> **Directions**
Filter the records below and copy every line containing the word "treated".

> **Given information**
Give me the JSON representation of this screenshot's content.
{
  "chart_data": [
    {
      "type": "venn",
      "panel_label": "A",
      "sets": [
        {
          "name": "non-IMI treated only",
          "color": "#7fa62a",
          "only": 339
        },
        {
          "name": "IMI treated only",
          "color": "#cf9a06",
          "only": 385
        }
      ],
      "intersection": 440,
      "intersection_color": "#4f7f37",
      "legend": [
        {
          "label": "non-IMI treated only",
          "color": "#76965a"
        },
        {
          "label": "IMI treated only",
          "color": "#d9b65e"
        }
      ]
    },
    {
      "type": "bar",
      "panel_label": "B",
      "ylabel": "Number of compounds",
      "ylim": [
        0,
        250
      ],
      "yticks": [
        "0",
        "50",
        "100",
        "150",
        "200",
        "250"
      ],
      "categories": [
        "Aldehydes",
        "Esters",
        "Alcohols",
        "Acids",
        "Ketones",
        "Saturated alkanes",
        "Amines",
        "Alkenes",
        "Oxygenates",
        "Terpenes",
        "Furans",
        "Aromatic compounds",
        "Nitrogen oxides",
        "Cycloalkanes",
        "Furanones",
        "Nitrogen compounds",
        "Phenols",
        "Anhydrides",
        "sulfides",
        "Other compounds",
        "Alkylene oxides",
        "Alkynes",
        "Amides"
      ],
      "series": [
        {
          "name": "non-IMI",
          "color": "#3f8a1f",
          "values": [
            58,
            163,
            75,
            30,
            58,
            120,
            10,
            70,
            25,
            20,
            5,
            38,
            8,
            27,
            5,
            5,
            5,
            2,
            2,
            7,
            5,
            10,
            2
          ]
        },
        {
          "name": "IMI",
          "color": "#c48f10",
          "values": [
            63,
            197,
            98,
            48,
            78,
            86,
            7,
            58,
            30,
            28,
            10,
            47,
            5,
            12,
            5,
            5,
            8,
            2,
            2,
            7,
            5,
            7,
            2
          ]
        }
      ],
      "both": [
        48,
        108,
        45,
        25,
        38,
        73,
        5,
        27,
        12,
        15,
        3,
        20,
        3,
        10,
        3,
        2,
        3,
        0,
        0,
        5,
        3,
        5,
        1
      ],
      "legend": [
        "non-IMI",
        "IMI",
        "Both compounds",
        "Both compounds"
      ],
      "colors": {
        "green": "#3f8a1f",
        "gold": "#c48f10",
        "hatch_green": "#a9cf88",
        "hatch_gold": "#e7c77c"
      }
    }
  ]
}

> **Exercise solution**
          "name": "non-IMI treated only",
          "name": "IMI treated only",
          "label": "non-IMI treated only",
          "label": "IMI treated only",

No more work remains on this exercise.